Problem description: Pick out each line of the records that includes the string "this", and copy it.

— START OF Data section —

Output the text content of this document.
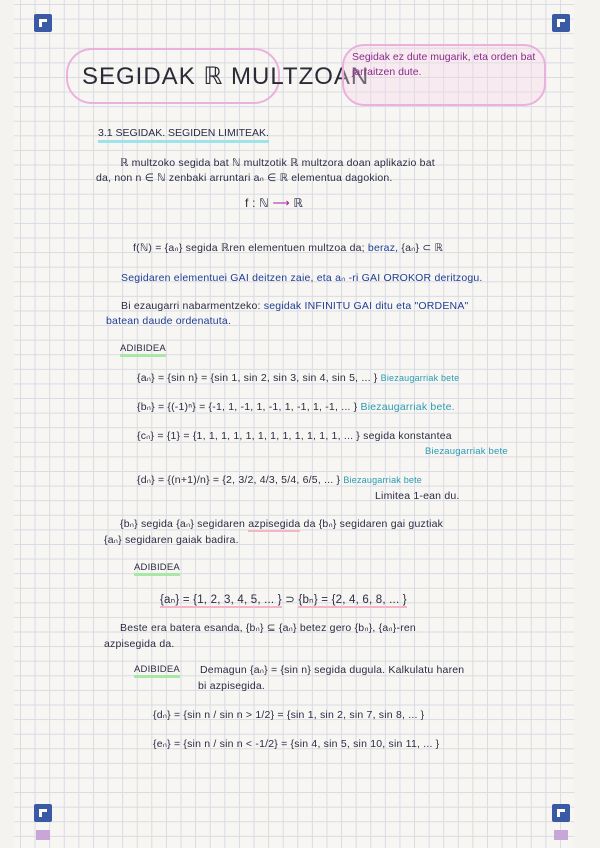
SEGIDAK ℝ MULTZOAN
Segidak ez dute mugarik, eta orden bat jarraitzen dute.
3.1 SEGIDAK. SEGIDEN LIMITEAK.
ℝ multzoko segida bat ℕ multzotik ℝ multzora doan aplikazio bat
da, non n ∈ ℕ zenbaki arruntari aₙ ∈ ℝ elementua dagokion.
f : ℕ ⟶ ℝ
f(ℕ) = {aₙ} segida ℝren elementuen multzoa da; beraz, {aₙ} ⊂ ℝ
Segidaren elementuei GAI deitzen zaie, eta aₙ -ri GAI OROKOR deritzogu.
Bi ezaugarri nabarmentzeko: segidak INFINITU GAI ditu eta "ORDENA"
batean daude ordenatuta.
ADIBIDEA
{aₙ} = {sin n} = {sin 1, sin 2, sin 3, sin 4, sin 5, ... } Biezaugarriak bete
{bₙ} = {(-1)ⁿ} = {-1, 1, -1, 1, -1, 1, -1, 1, -1, ... } Biezaugarriak bete.
{cₙ} = {1} = {1, 1, 1, 1, 1, 1, 1, 1, 1, 1, 1, 1, ... } segida konstantea
Biezaugarriak bete
{dₙ} = {(n+1)/n} = {2, 3/2, 4/3, 5/4, 6/5, ... } Biezaugarriak bete
Limitea 1-ean du.
{bₙ} segida {aₙ} segidaren azpisegida da {bₙ} segidaren gai guztiak
{aₙ} segidaren gaiak badira.
ADIBIDEA
{aₙ} = {1, 2, 3, 4, 5, ... } ⊃ {bₙ} = {2, 4, 6, 8, ... }
Beste era batera esanda, {bₙ} ⊆ {aₙ} betez gero {bₙ}, {aₙ}-ren
azpisegida da.
ADIBIDEA Demagun {aₙ} = {sin n} segida dugula. Kalkulatu haren
bi azpisegida.
{dₙ} = {sin n / sin n > 1/2} = {sin 1, sin 2, sin 7, sin 8, ... }
{eₙ} = {sin n / sin n < -1/2} = {sin 4, sin 5, sin 10, sin 11, ... }
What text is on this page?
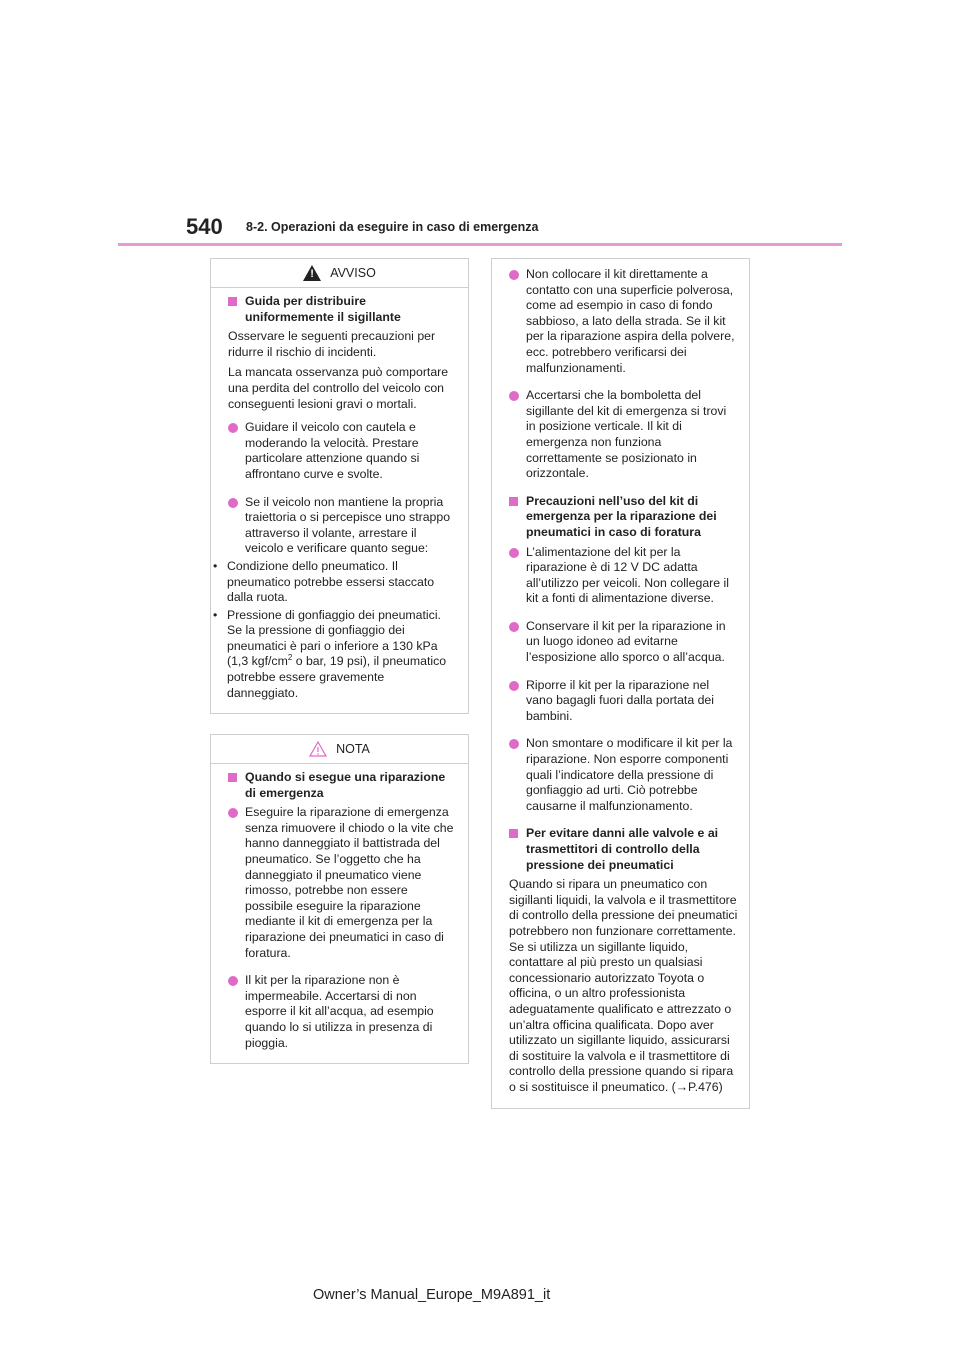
540 8-2. Operazioni da eseguire in caso di emergenza
! AVVISO
Guida per distribuire uniformemente il sigillante
Osservare le seguenti precauzioni per ridurre il rischio di incidenti.
La mancata osservanza può comportare una perdita del controllo del veicolo con conseguenti lesioni gravi o mortali.
Guidare il veicolo con cautela e moderando la velocità. Prestare particolare attenzione quando si affrontano curve e svolte.
Se il veicolo non mantiene la propria traiettoria o si percepisce uno strappo attraverso il volante, arrestare il veicolo e verificare quanto segue:
• Condizione dello pneumatico. Il pneumatico potrebbe essersi staccato dalla ruota.
• Pressione di gonfiaggio dei pneumatici. Se la pressione di gonfiaggio dei pneumatici è pari o inferiore a 130 kPa (1,3 kgf/$cm^2$ o bar, 19 psi), il pneumatico potrebbe essere gravemente danneggiato.
NOTA
Quando si esegue una riparazione di emergenza
Eseguire la riparazione di emergenza senza rimuovere il chiodo o la vite che hanno danneggiato il battistrada del pneumatico. Se l’oggetto che ha danneggiato il pneumatico viene rimosso, potrebbe non essere possibile eseguire la riparazione mediante il kit di emergenza per la riparazione dei pneumatici in caso di foratura.
Il kit per la riparazione non è impermeabile. Accertarsi di non esporre il kit all’acqua, ad esempio quando lo si utilizza in presenza di pioggia.
Non collocare il kit direttamente a contatto con una superficie polverosa, come ad esempio in caso di fondo sabbioso, a lato della strada. Se il kit per la riparazione aspira della polvere, ecc. potrebbero verificarsi dei malfunzionamenti.
Accertarsi che la bomboletta del sigillante del kit di emergenza si trovi in posizione verticale. Il kit di emergenza non funziona correttamente se posizionato in orizzontale.
Precauzioni nell’uso del kit di emergenza per la riparazione dei pneumatici in caso di foratura
L’alimentazione del kit per la riparazione è di 12 V DC adatta all’utilizzo per veicoli. Non collegare il kit a fonti di alimentazione diverse.
Conservare il kit per la riparazione in un luogo idoneo ad evitarne l’esposizione allo sporco o all’acqua.
Riporre il kit per la riparazione nel vano bagagli fuori dalla portata dei bambini.
Non smontare o modificare il kit per la riparazione. Non esporre componenti quali l’indicatore della pressione di gonfiaggio ad urti. Ciò potrebbe causarne il malfunzionamento.
Per evitare danni alle valvole e ai trasmettitori di controllo della pressione dei pneumatici
Quando si ripara un pneumatico con sigillanti liquidi, la valvola e il trasmettitore di controllo della pressione dei pneumatici potrebbero non funzionare correttamente. Se si utilizza un sigillante liquido, contattare al più presto un qualsiasi concessionario autorizzato Toyota o officina, o un altro professionista adeguatamente qualificato e attrezzato o un’altra officina qualificata. Dopo aver utilizzato un sigillante liquido, assicurarsi di sostituire la valvola e il trasmettitore di controllo della pressione quando si ripara o si sostituisce il pneumatico. (→P.476)
Owner’s Manual_Europe_M9A891_it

— END OF Data section —

In response:
Output the text content of this document.
What text is on this page?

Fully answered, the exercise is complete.